INFORMATION GIVEN:
• • •
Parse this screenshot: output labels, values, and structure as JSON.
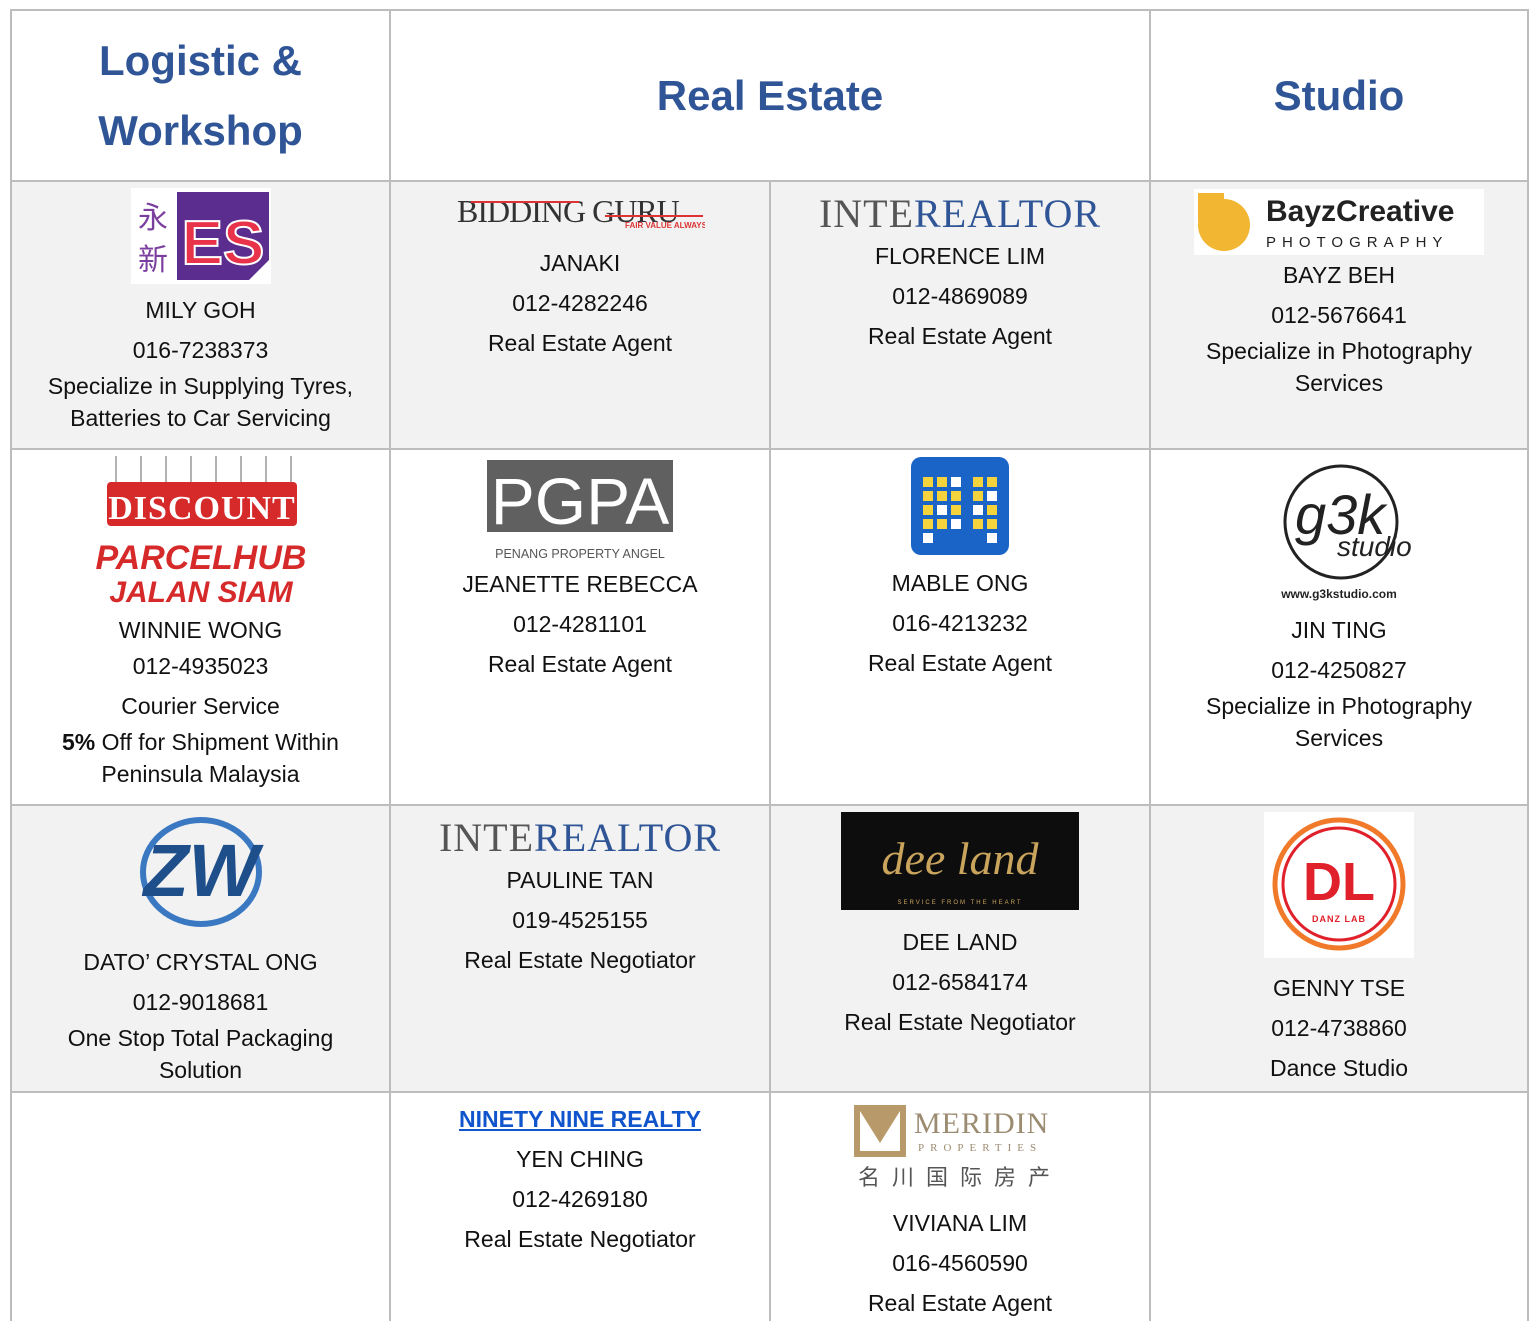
{
  "headers": {
    "logistic": "Logistic &\nWorkshop",
    "real_estate": "Real Estate",
    "studio": "Studio"
  },
  "logos": {
    "yongxin": {
      "cn_top": "永",
      "cn_bottom": "新",
      "mark": "ES"
    },
    "bidding_guru": {
      "name": "BIDDING GURU",
      "tagline": "FAIR VALUE ALWAYS"
    },
    "interealtor": {
      "part1": "INTE",
      "part2": "REALTOR"
    },
    "bayz": {
      "name": "BayzCreative",
      "sub": "PHOTOGRAPHY"
    },
    "discount": {
      "tags": "DISCOUNT",
      "line1": "PARCELHUB",
      "line2": "JALAN SIAM"
    },
    "pgpa": {
      "mark": "PGPA",
      "sub": "PENANG PROPERTY ANGEL"
    },
    "g3k": {
      "mark": "g3k",
      "word": "studio",
      "url": "www.g3kstudio.com"
    },
    "zw": {
      "mark": "ZW"
    },
    "deeland": {
      "script": "dee land",
      "sub": "SERVICE FROM THE HEART"
    },
    "danzlab": {
      "mark": "DL",
      "sub": "DANZ LAB"
    },
    "meridin": {
      "name": "MERIDIN",
      "sub": "PROPERTIES",
      "cn": "名川国际房产"
    }
  },
  "rows": [
    [
      {
        "name": "MILY GOH",
        "phone": "016-7238373",
        "desc": "Specialize in Supplying Tyres, Batteries to Car Servicing"
      },
      {
        "name": "JANAKI",
        "phone": "012-4282246",
        "desc": "Real Estate Agent"
      },
      {
        "name": "FLORENCE LIM",
        "phone": "012-4869089",
        "desc": "Real Estate Agent"
      },
      {
        "name": "BAYZ BEH",
        "phone": "012-5676641",
        "desc": "Specialize in Photography Services"
      }
    ],
    [
      {
        "name": "WINNIE WONG",
        "phone": "012-4935023",
        "desc": "Courier Service",
        "promo_bold": "5%",
        "promo_rest": " Off for Shipment Within Peninsula Malaysia"
      },
      {
        "name": "JEANETTE REBECCA",
        "phone": "012-4281101",
        "desc": "Real Estate Agent"
      },
      {
        "name": "MABLE ONG",
        "phone": "016-4213232",
        "desc": "Real Estate Agent"
      },
      {
        "name": "JIN TING",
        "phone": "012-4250827",
        "desc": "Specialize in Photography Services"
      }
    ],
    [
      {
        "name": "DATO’ CRYSTAL ONG",
        "phone": "012-9018681",
        "desc": "One Stop Total Packaging Solution"
      },
      {
        "name": "PAULINE TAN",
        "phone": "019-4525155",
        "desc": "Real Estate Negotiator"
      },
      {
        "name": "DEE LAND",
        "phone": "012-6584174",
        "desc": "Real Estate Negotiator"
      },
      {
        "name": "GENNY TSE",
        "phone": "012-4738860",
        "desc": "Dance Studio"
      }
    ],
    [
      null,
      {
        "link": "NINETY NINE REALTY",
        "name": "YEN CHING",
        "phone": "012-4269180",
        "desc": "Real Estate Negotiator"
      },
      {
        "name": "VIVIANA LIM",
        "phone": "016-4560590",
        "desc": "Real Estate Agent"
      },
      null
    ]
  ]
}
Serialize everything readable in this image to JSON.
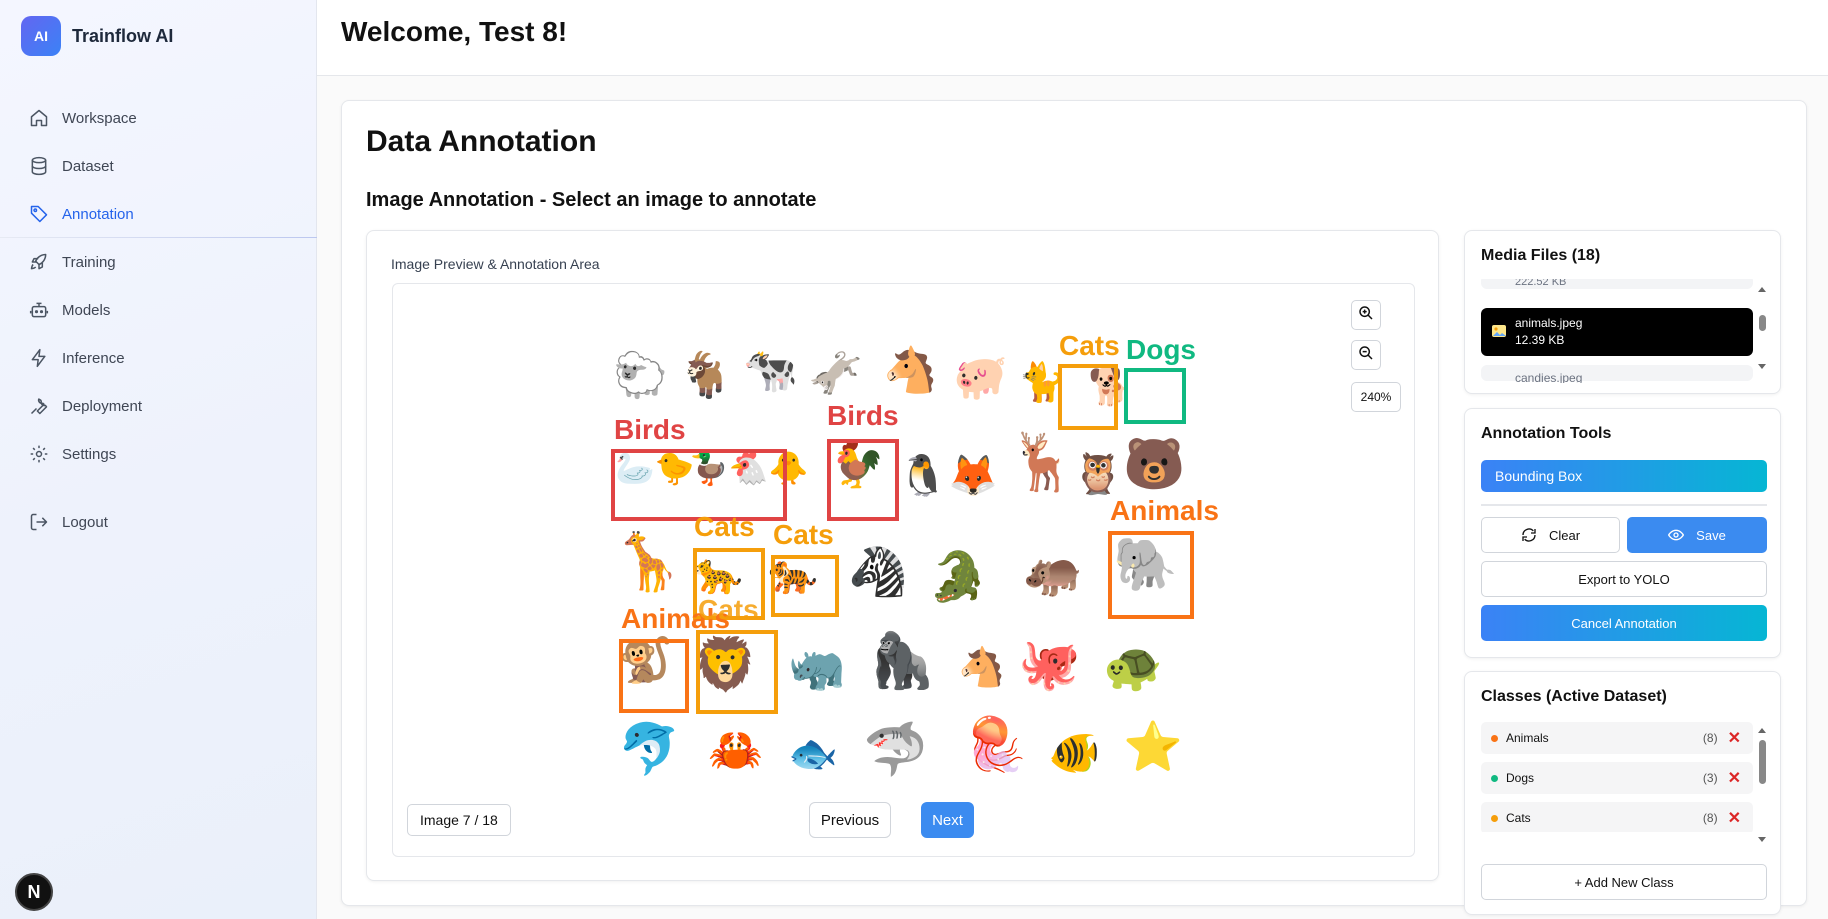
{
  "brand": {
    "logo_text": "AI",
    "name": "Trainflow AI"
  },
  "sidebar": {
    "items": [
      {
        "label": "Workspace",
        "icon": "home-icon",
        "active": false
      },
      {
        "label": "Dataset",
        "icon": "database-icon",
        "active": false
      },
      {
        "label": "Annotation",
        "icon": "tag-icon",
        "active": true
      },
      {
        "label": "Training",
        "icon": "rocket-icon",
        "active": false
      },
      {
        "label": "Models",
        "icon": "bot-icon",
        "active": false
      },
      {
        "label": "Inference",
        "icon": "zap-icon",
        "active": false
      },
      {
        "label": "Deployment",
        "icon": "wrench-icon",
        "active": false
      },
      {
        "label": "Settings",
        "icon": "gear-icon",
        "active": false
      }
    ],
    "logout_label": "Logout",
    "badge_letter": "N"
  },
  "header": {
    "title": "Welcome, Test 8!"
  },
  "main": {
    "title": "Data Annotation",
    "subtitle": "Image Annotation - Select an image to annotate",
    "preview_label": "Image Preview & Annotation Area",
    "zoom_level": "240%",
    "image_counter": "Image 7 / 18",
    "prev_label": "Previous",
    "next_label": "Next",
    "annotations": [
      {
        "label": "Cats",
        "color": "#f59e0b"
      },
      {
        "label": "Dogs",
        "color": "#10b981"
      },
      {
        "label": "Birds",
        "color": "#ef4444"
      },
      {
        "label": "Birds",
        "color": "#ef4444"
      },
      {
        "label": "Animals",
        "color": "#f97316"
      },
      {
        "label": "Cats",
        "color": "#f59e0b"
      },
      {
        "label": "Cats",
        "color": "#f59e0b"
      },
      {
        "label": "Animals",
        "color": "#f97316"
      },
      {
        "label": "Cats",
        "color": "#f59e0b"
      }
    ]
  },
  "media": {
    "title": "Media Files (18)",
    "prev_file_size": "222.52 KB",
    "selected_file": {
      "name": "animals.jpeg",
      "size": "12.39 KB"
    },
    "next_file_name": "candies.jpeg"
  },
  "tools": {
    "title": "Annotation Tools",
    "mode_label": "Bounding Box",
    "clear_label": "Clear",
    "save_label": "Save",
    "export_label": "Export to YOLO",
    "cancel_label": "Cancel Annotation"
  },
  "classes": {
    "title": "Classes (Active Dataset)",
    "items": [
      {
        "name": "Animals",
        "count": "(8)",
        "color": "#f97316"
      },
      {
        "name": "Dogs",
        "count": "(3)",
        "color": "#10b981"
      },
      {
        "name": "Cats",
        "count": "(8)",
        "color": "#f59e0b"
      }
    ],
    "add_label": "+ Add New Class"
  }
}
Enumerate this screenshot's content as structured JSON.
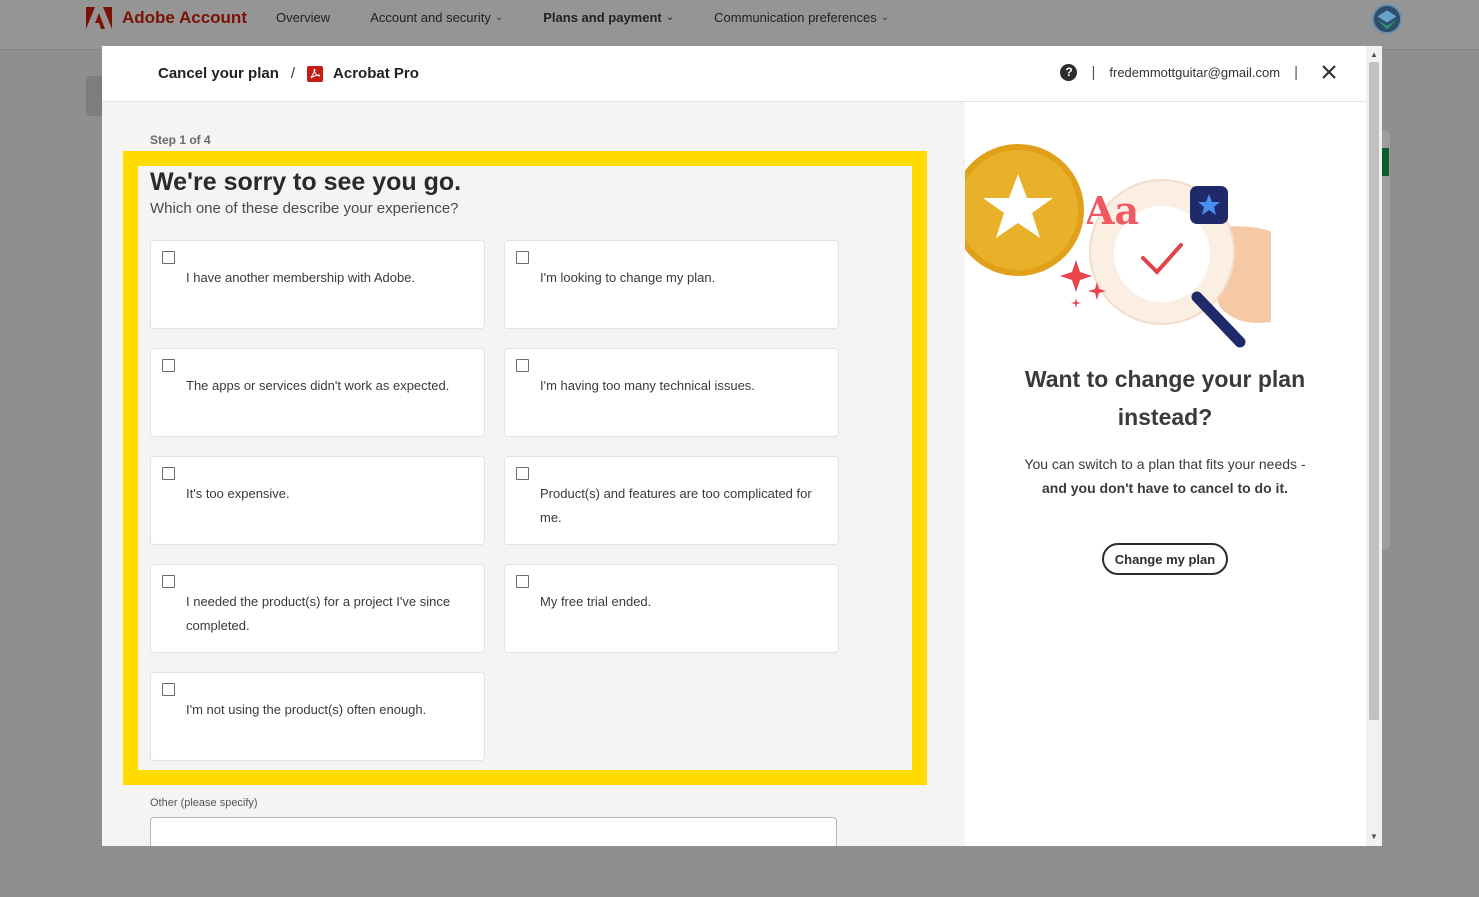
• • •
PROBLEM TO SOLVE:
Quote every line of the records above exactly; no picture is to be copied.

COMPLETED TASK:
Parse this screenshot: output labels, values, and structure as JSON.
{
  "headers": {
    "logistic": "Logistic &\nWorkshop",
    "real_estate": "Real Estate",
    "studio": "Studio"
  },
  "logos": {
    "yongxin": {
      "cn_top": "永",
      "cn_bottom": "新",
      "mark": "ES"
    },
    "bidding_guru": {
      "name": "BIDDING GURU",
      "tagline": "FAIR VALUE ALWAYS"
    },
    "interealtor": {
      "part1": "INTE",
      "part2": "REALTOR"
    },
    "bayz": {
      "name": "BayzCreative",
      "sub": "PHOTOGRAPHY"
    },
    "discount": {
      "tags": "DISCOUNT",
      "line1": "PARCELHUB",
      "line2": "JALAN SIAM"
    },
    "pgpa": {
      "mark": "PGPA",
      "sub": "PENANG PROPERTY ANGEL"
    },
    "g3k": {
      "mark": "g3k",
      "word": "studio",
      "url": "www.g3kstudio.com"
    },
    "zw": {
      "mark": "ZW"
    },
    "deeland": {
      "script": "dee land",
      "sub": "SERVICE FROM THE HEART"
    },
    "danzlab": {
      "mark": "DL",
      "sub": "DANZ LAB"
    },
    "meridin": {
      "name": "MERIDIN",
      "sub": "PROPERTIES",
      "cn": "名川国际房产"
    }
  },
  "rows": [
    [
      {
        "name": "MILY GOH",
        "phone": "016-7238373",
        "desc": "Specialize in Supplying Tyres, Batteries to Car Servicing"
      },
      {
        "name": "JANAKI",
        "phone": "012-4282246",
        "desc": "Real Estate Agent"
      },
      {
        "name": "FLORENCE LIM",
        "phone": "012-4869089",
        "desc": "Real Estate Agent"
      },
      {
        "name": "BAYZ BEH",
        "phone": "012-5676641",
        "desc": "Specialize in Photography Services"
      }
    ],
    [
      {
        "name": "WINNIE WONG",
        "phone": "012-4935023",
        "desc": "Courier Service",
        "promo_bold": "5%",
        "promo_rest": " Off for Shipment Within Peninsula Malaysia"
      },
      {
        "name": "JEANETTE REBECCA",
        "phone": "012-4281101",
        "desc": "Real Estate Agent"
      },
      {
        "name": "MABLE ONG",
        "phone": "016-4213232",
        "desc": "Real Estate Agent"
      },
      {
        "name": "JIN TING",
        "phone": "012-4250827",
        "desc": "Specialize in Photography Services"
      }
    ],
    [
      {
        "name": "DATO’ CRYSTAL ONG",
        "phone": "012-9018681",
        "desc": "One Stop Total Packaging Solution"
      },
      {
        "name": "PAULINE TAN",
        "phone": "019-4525155",
        "desc": "Real Estate Negotiator"
      },
      {
        "name": "DEE LAND",
        "phone": "012-6584174",
        "desc": "Real Estate Negotiator"
      },
      {
        "name": "GENNY TSE",
        "phone": "012-4738860",
        "desc": "Dance Studio"
      }
    ],
    [
      null,
      {
        "link": "NINETY NINE REALTY",
        "name": "YEN CHING",
        "phone": "012-4269180",
        "desc": "Real Estate Negotiator"
      },
      {
        "name": "VIVIANA LIM",
        "phone": "016-4560590",
        "desc": "Real Estate Agent"
      },
      null
    ]
  ]
}
Serialize everything readable in this image to JSON.
{
  "brand": {
    "logo_text": "AI",
    "name": "Trainflow AI"
  },
  "sidebar": {
    "items": [
      {
        "label": "Workspace",
        "icon": "home-icon",
        "active": false
      },
      {
        "label": "Dataset",
        "icon": "database-icon",
        "active": false
      },
      {
        "label": "Annotation",
        "icon": "tag-icon",
        "active": true
      },
      {
        "label": "Training",
        "icon": "rocket-icon",
        "active": false
      },
      {
        "label": "Models",
        "icon": "bot-icon",
        "active": false
      },
      {
        "label": "Inference",
        "icon": "zap-icon",
        "active": false
      },
      {
        "label": "Deployment",
        "icon": "wrench-icon",
        "active": false
      },
      {
        "label": "Settings",
        "icon": "gear-icon",
        "active": false
      }
    ],
    "logout_label": "Logout",
    "badge_letter": "N"
  },
  "header": {
    "title": "Welcome, Test 8!"
  },
  "main": {
    "title": "Data Annotation",
    "subtitle": "Image Annotation - Select an image to annotate",
    "preview_label": "Image Preview & Annotation Area",
    "zoom_level": "240%",
    "image_counter": "Image 7 / 18",
    "prev_label": "Previous",
    "next_label": "Next",
    "annotations": [
      {
        "label": "Cats",
        "color": "#f59e0b"
      },
      {
        "label": "Dogs",
        "color": "#10b981"
      },
      {
        "label": "Birds",
        "color": "#ef4444"
      },
      {
        "label": "Birds",
        "color": "#ef4444"
      },
      {
        "label": "Animals",
        "color": "#f97316"
      },
      {
        "label": "Cats",
        "color": "#f59e0b"
      },
      {
        "label": "Cats",
        "color": "#f59e0b"
      },
      {
        "label": "Animals",
        "color": "#f97316"
      },
      {
        "label": "Cats",
        "color": "#f59e0b"
      }
    ]
  },
  "media": {
    "title": "Media Files (18)",
    "prev_file_size": "222.52 KB",
    "selected_file": {
      "name": "animals.jpeg",
      "size": "12.39 KB"
    },
    "next_file_name": "candies.jpeg"
  },
  "tools": {
    "title": "Annotation Tools",
    "mode_label": "Bounding Box",
    "clear_label": "Clear",
    "save_label": "Save",
    "export_label": "Export to YOLO",
    "cancel_label": "Cancel Annotation"
  },
  "classes": {
    "title": "Classes (Active Dataset)",
    "items": [
      {
        "name": "Animals",
        "count": "(8)",
        "color": "#f97316"
      },
      {
        "name": "Dogs",
        "count": "(3)",
        "color": "#10b981"
      },
      {
        "name": "Cats",
        "count": "(8)",
        "color": "#f59e0b"
      }
    ],
    "add_label": "+ Add New Class"
  }
}
Enumerate this screenshot's content as structured JSON.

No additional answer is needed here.